----- Extracted records -----

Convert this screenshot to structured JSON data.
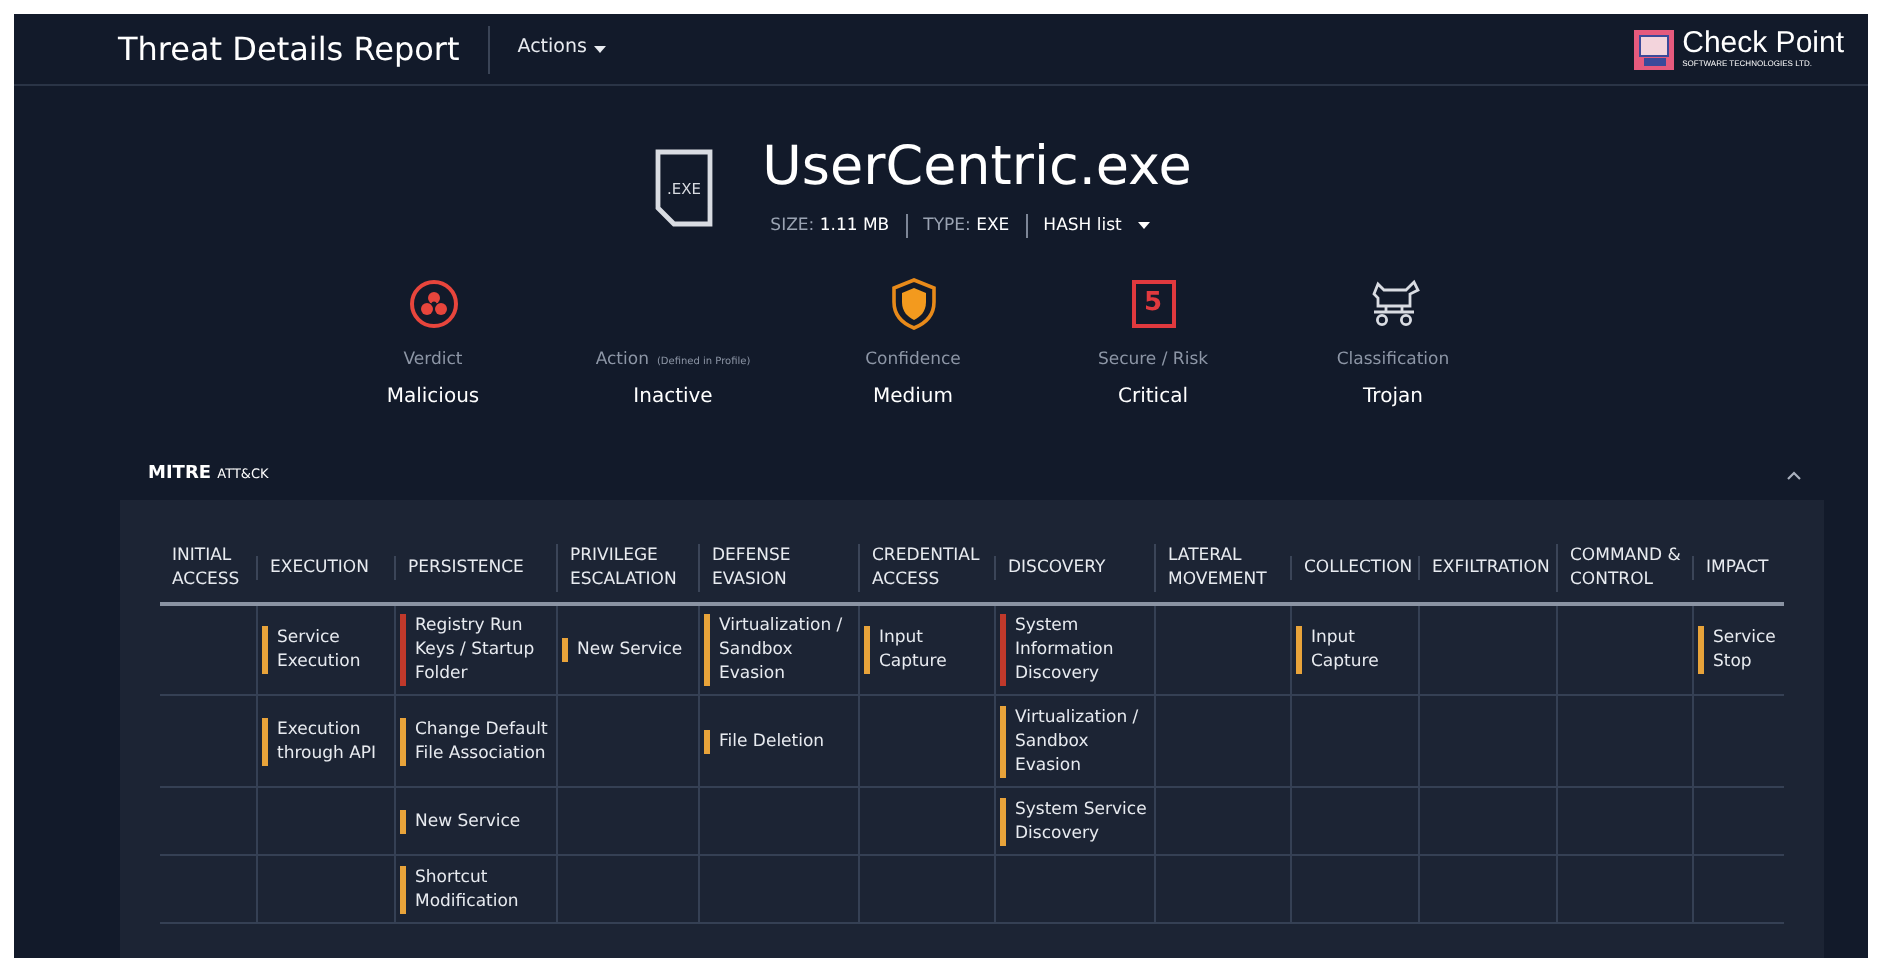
{
  "header": {
    "title": "Threat Details Report",
    "actions": "Actions",
    "logo_name": "Check Point",
    "logo_sub": "SOFTWARE TECHNOLOGIES LTD."
  },
  "file": {
    "icon_label": ".EXE",
    "name": "UserCentric.exe",
    "size_label": "SIZE:",
    "size": "1.11 MB",
    "type_label": "TYPE:",
    "type": "EXE",
    "hash": "HASH list"
  },
  "summary": [
    {
      "kind": "verdict",
      "label": "Verdict",
      "value": "Malicious"
    },
    {
      "kind": "action",
      "label": "Action",
      "note": "(Defined in Profile)",
      "value": "Inactive"
    },
    {
      "kind": "confidence",
      "label": "Confidence",
      "value": "Medium"
    },
    {
      "kind": "risk",
      "label": "Secure / Risk",
      "badge": "5",
      "value": "Critical"
    },
    {
      "kind": "classification",
      "label": "Classification",
      "value": "Trojan"
    }
  ],
  "mitre": {
    "title": "MITRE",
    "subtitle": "ATT&CK",
    "expanded": true,
    "columns": [
      {
        "label": "INITIAL ACCESS"
      },
      {
        "label": "EXECUTION",
        "techniques": [
          {
            "text": "Service Execution",
            "color": "#e8a33a"
          },
          {
            "text": "Execution through API",
            "color": "#e8a33a"
          }
        ]
      },
      {
        "label": "PERSISTENCE",
        "techniques": [
          {
            "text": "Registry Run Keys / Startup Folder",
            "color": "#c0392b"
          },
          {
            "text": "Change Default File Association",
            "color": "#e8a33a"
          },
          {
            "text": "New Service",
            "color": "#e8a33a"
          },
          {
            "text": "Shortcut Modification",
            "color": "#e8a33a"
          }
        ]
      },
      {
        "label": "PRIVILEGE ESCALATION",
        "techniques": [
          {
            "text": "New Service",
            "color": "#e8a33a"
          }
        ]
      },
      {
        "label": "DEFENSE EVASION",
        "techniques": [
          {
            "text": "Virtualization / Sandbox Evasion",
            "color": "#e8a33a"
          },
          {
            "text": "File Deletion",
            "color": "#e8a33a"
          }
        ]
      },
      {
        "label": "CREDENTIAL ACCESS",
        "techniques": [
          {
            "text": "Input Capture",
            "color": "#e8a33a"
          }
        ]
      },
      {
        "label": "DISCOVERY",
        "techniques": [
          {
            "text": "System Information Discovery",
            "color": "#c0392b"
          },
          {
            "text": "Virtualization / Sandbox Evasion",
            "color": "#e8a33a"
          },
          {
            "text": "System Service Discovery",
            "color": "#e8a33a"
          }
        ]
      },
      {
        "label": "LATERAL MOVEMENT"
      },
      {
        "label": "COLLECTION",
        "techniques": [
          {
            "text": "Input Capture",
            "color": "#e8a33a"
          }
        ]
      },
      {
        "label": "EXFILTRATION"
      },
      {
        "label": "COMMAND & CONTROL"
      },
      {
        "label": "IMPACT",
        "techniques": [
          {
            "text": "Service Stop",
            "color": "#e8a33a"
          }
        ]
      }
    ]
  }
}
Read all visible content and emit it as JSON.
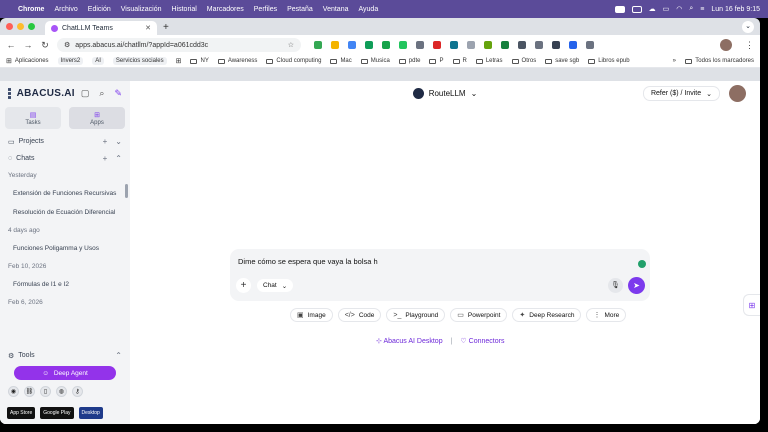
{
  "menubar": {
    "app": "Chrome",
    "items": [
      "Archivo",
      "Edición",
      "Visualización",
      "Historial",
      "Marcadores",
      "Perfiles",
      "Pestaña",
      "Ventana",
      "Ayuda"
    ],
    "clock": "Lun 16 feb 9:15"
  },
  "browser": {
    "tab_title": "ChatLLM Teams",
    "url": "apps.abacus.ai/chatllm/?appId=a061cdd3c",
    "bookmarks": [
      "Aplicaciones",
      "Invers2",
      "AI",
      "Servicios sociales",
      "NY",
      "Awareness",
      "Cloud computing",
      "Mac",
      "Musica",
      "pdte",
      "P",
      "R",
      "Letras",
      "Otros",
      "save sgb",
      "Libros epub"
    ],
    "all_bookmarks": "Todos los marcadores",
    "colors": {
      "menubar": "#5b4b99",
      "accent": "#7c3aed"
    }
  },
  "sidebar": {
    "brand": "ABACUS.AI",
    "tabs": [
      {
        "label": "Tasks",
        "icon": "tasks-icon"
      },
      {
        "label": "Apps",
        "icon": "apps-icon"
      }
    ],
    "projects_label": "Projects",
    "chats_label": "Chats",
    "groups": [
      {
        "label": "Yesterday",
        "chats": [
          "Extensión de Funciones Recursivas",
          "Resolución de Ecuación Diferencial"
        ]
      },
      {
        "label": "4 days ago",
        "chats": [
          "Funciones Poligamma y Usos"
        ]
      },
      {
        "label": "Feb 10, 2026",
        "chats": [
          "Fórmulas de I1 e I2"
        ]
      },
      {
        "label": "Feb 6, 2026",
        "chats": []
      }
    ],
    "tools_label": "Tools",
    "deep_agent": "Deep Agent",
    "stores": [
      "App Store",
      "Google Play",
      "Desktop"
    ]
  },
  "main": {
    "model": "RouteLLM",
    "refer": "Refer ($) / Invite",
    "prompt_text": "Dime cómo se espera que vaya la bolsa h",
    "mode": "Chat",
    "quick_actions": [
      "Image",
      "Code",
      "Playground",
      "Powerpoint",
      "Deep Research",
      "More"
    ],
    "links": [
      "Abacus AI Desktop",
      "Connectors"
    ]
  }
}
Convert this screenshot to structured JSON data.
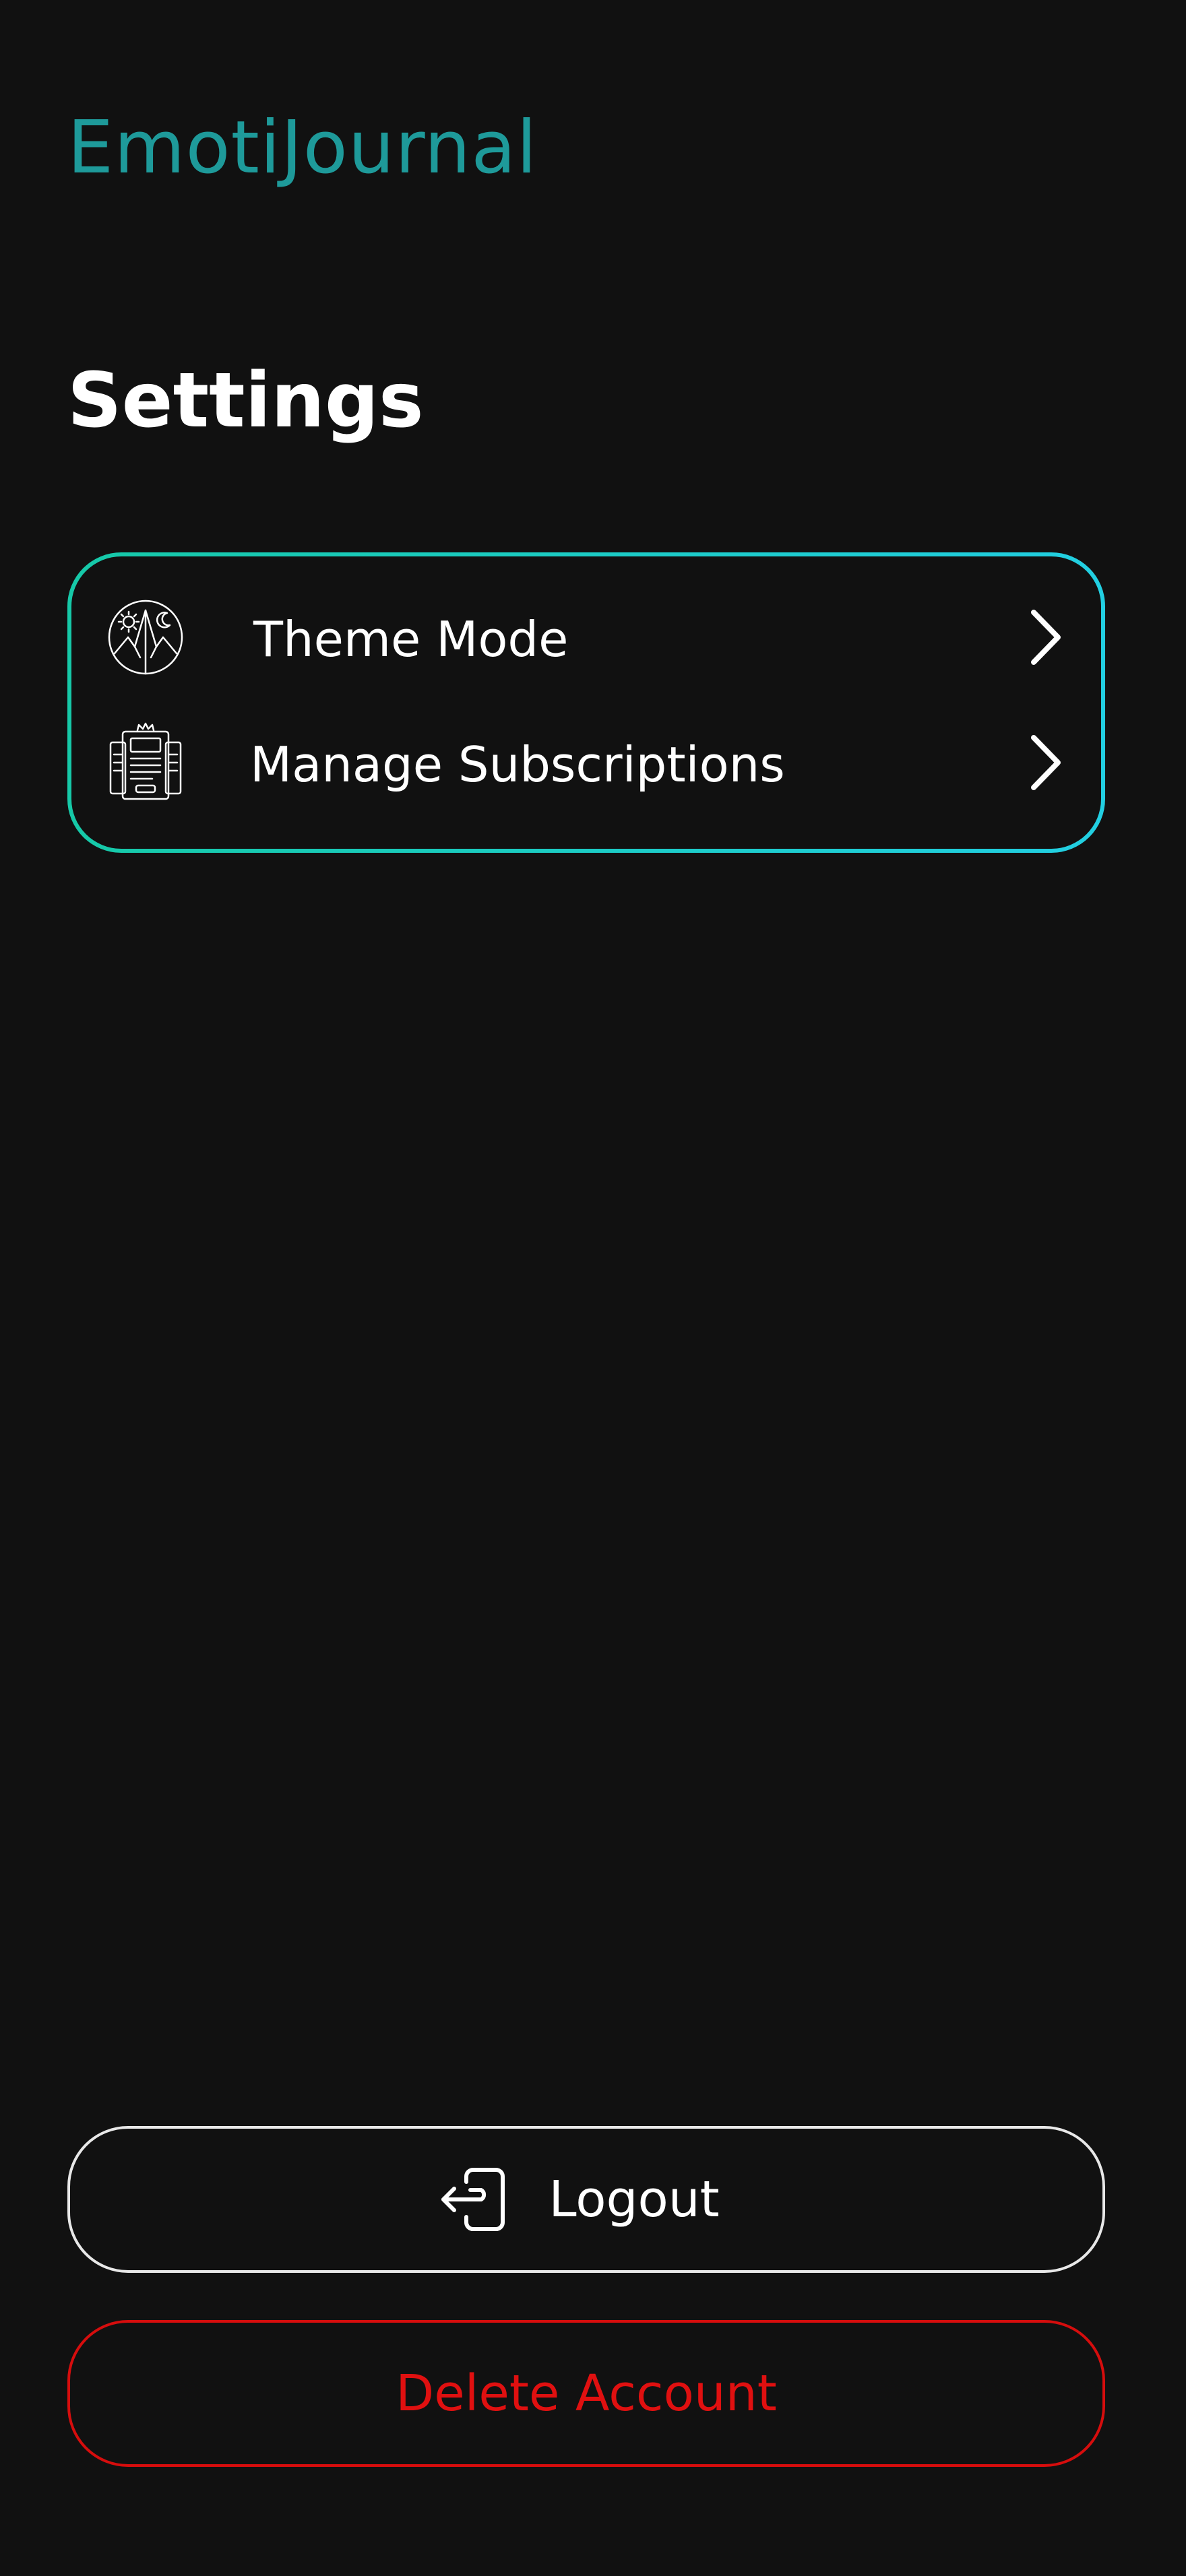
{
  "app": {
    "title": "EmotiJournal"
  },
  "page": {
    "title": "Settings"
  },
  "settings": {
    "items": [
      {
        "label": "Theme Mode",
        "icon": "theme-mode-icon"
      },
      {
        "label": "Manage Subscriptions",
        "icon": "subscriptions-icon"
      }
    ],
    "chevron_icon": "chevron-right-icon"
  },
  "actions": {
    "logout_label": "Logout",
    "logout_icon": "logout-icon",
    "delete_label": "Delete Account"
  },
  "colors": {
    "background": "#111111",
    "brand_title": "#1e9a9a",
    "card_border_start": "#16c9a8",
    "card_border_end": "#22cfe2",
    "text": "#ffffff",
    "danger": "#e01010"
  }
}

-----

**Short task**
Retype everything in the material word for word, minus pictures.

**Expected output**
Convert this screenshot to structured JSON data.
{
  "header": {
    "title": "Threat Details Report",
    "actions": "Actions",
    "logo_name": "Check Point",
    "logo_sub": "SOFTWARE TECHNOLOGIES LTD."
  },
  "file": {
    "icon_label": ".EXE",
    "name": "UserCentric.exe",
    "size_label": "SIZE:",
    "size": "1.11 MB",
    "type_label": "TYPE:",
    "type": "EXE",
    "hash": "HASH list"
  },
  "summary": [
    {
      "kind": "verdict",
      "label": "Verdict",
      "value": "Malicious"
    },
    {
      "kind": "action",
      "label": "Action",
      "note": "(Defined in Profile)",
      "value": "Inactive"
    },
    {
      "kind": "confidence",
      "label": "Confidence",
      "value": "Medium"
    },
    {
      "kind": "risk",
      "label": "Secure / Risk",
      "badge": "5",
      "value": "Critical"
    },
    {
      "kind": "classification",
      "label": "Classification",
      "value": "Trojan"
    }
  ],
  "mitre": {
    "title": "MITRE",
    "subtitle": "ATT&CK",
    "expanded": true,
    "columns": [
      {
        "label": "INITIAL ACCESS"
      },
      {
        "label": "EXECUTION",
        "techniques": [
          {
            "text": "Service Execution",
            "color": "#e8a33a"
          },
          {
            "text": "Execution through API",
            "color": "#e8a33a"
          }
        ]
      },
      {
        "label": "PERSISTENCE",
        "techniques": [
          {
            "text": "Registry Run Keys / Startup Folder",
            "color": "#c0392b"
          },
          {
            "text": "Change Default File Association",
            "color": "#e8a33a"
          },
          {
            "text": "New Service",
            "color": "#e8a33a"
          },
          {
            "text": "Shortcut Modification",
            "color": "#e8a33a"
          }
        ]
      },
      {
        "label": "PRIVILEGE ESCALATION",
        "techniques": [
          {
            "text": "New Service",
            "color": "#e8a33a"
          }
        ]
      },
      {
        "label": "DEFENSE EVASION",
        "techniques": [
          {
            "text": "Virtualization / Sandbox Evasion",
            "color": "#e8a33a"
          },
          {
            "text": "File Deletion",
            "color": "#e8a33a"
          }
        ]
      },
      {
        "label": "CREDENTIAL ACCESS",
        "techniques": [
          {
            "text": "Input Capture",
            "color": "#e8a33a"
          }
        ]
      },
      {
        "label": "DISCOVERY",
        "techniques": [
          {
            "text": "System Information Discovery",
            "color": "#c0392b"
          },
          {
            "text": "Virtualization / Sandbox Evasion",
            "color": "#e8a33a"
          },
          {
            "text": "System Service Discovery",
            "color": "#e8a33a"
          }
        ]
      },
      {
        "label": "LATERAL MOVEMENT"
      },
      {
        "label": "COLLECTION",
        "techniques": [
          {
            "text": "Input Capture",
            "color": "#e8a33a"
          }
        ]
      },
      {
        "label": "EXFILTRATION"
      },
      {
        "label": "COMMAND & CONTROL"
      },
      {
        "label": "IMPACT",
        "techniques": [
          {
            "text": "Service Stop",
            "color": "#e8a33a"
          }
        ]
      }
    ]
  }
}
Read all visible content and emit it as JSON.
{
  "menubar": {
    "app": "Chrome",
    "items": [
      "Archivo",
      "Edición",
      "Visualización",
      "Historial",
      "Marcadores",
      "Perfiles",
      "Pestaña",
      "Ventana",
      "Ayuda"
    ],
    "clock": "Lun 16 feb 9:15"
  },
  "browser": {
    "tab_title": "ChatLLM Teams",
    "url": "apps.abacus.ai/chatllm/?appId=a061cdd3c",
    "bookmarks": [
      "Aplicaciones",
      "Invers2",
      "AI",
      "Servicios sociales",
      "NY",
      "Awareness",
      "Cloud computing",
      "Mac",
      "Musica",
      "pdte",
      "P",
      "R",
      "Letras",
      "Otros",
      "save sgb",
      "Libros epub"
    ],
    "all_bookmarks": "Todos los marcadores",
    "colors": {
      "menubar": "#5b4b99",
      "accent": "#7c3aed"
    }
  },
  "sidebar": {
    "brand": "ABACUS.AI",
    "tabs": [
      {
        "label": "Tasks",
        "icon": "tasks-icon"
      },
      {
        "label": "Apps",
        "icon": "apps-icon"
      }
    ],
    "projects_label": "Projects",
    "chats_label": "Chats",
    "groups": [
      {
        "label": "Yesterday",
        "chats": [
          "Extensión de Funciones Recursivas",
          "Resolución de Ecuación Diferencial"
        ]
      },
      {
        "label": "4 days ago",
        "chats": [
          "Funciones Poligamma y Usos"
        ]
      },
      {
        "label": "Feb 10, 2026",
        "chats": [
          "Fórmulas de I1 e I2"
        ]
      },
      {
        "label": "Feb 6, 2026",
        "chats": []
      }
    ],
    "tools_label": "Tools",
    "deep_agent": "Deep Agent",
    "stores": [
      "App Store",
      "Google Play",
      "Desktop"
    ]
  },
  "main": {
    "model": "RouteLLM",
    "refer": "Refer ($) / Invite",
    "prompt_text": "Dime cómo se espera que vaya la bolsa h",
    "mode": "Chat",
    "quick_actions": [
      "Image",
      "Code",
      "Playground",
      "Powerpoint",
      "Deep Research",
      "More"
    ],
    "links": [
      "Abacus AI Desktop",
      "Connectors"
    ]
  }
}
Convert this screenshot to structured JSON data.
{
  "app": {
    "title": "EmotiJournal"
  },
  "page": {
    "title": "Settings"
  },
  "settings": {
    "items": [
      {
        "label": "Theme Mode",
        "icon": "theme-mode-icon"
      },
      {
        "label": "Manage Subscriptions",
        "icon": "subscriptions-icon"
      }
    ],
    "chevron_icon": "chevron-right-icon"
  },
  "actions": {
    "logout_label": "Logout",
    "logout_icon": "logout-icon",
    "delete_label": "Delete Account"
  },
  "colors": {
    "background": "#111111",
    "brand_title": "#1e9a9a",
    "card_border_start": "#16c9a8",
    "card_border_end": "#22cfe2",
    "text": "#ffffff",
    "danger": "#e01010"
  }
}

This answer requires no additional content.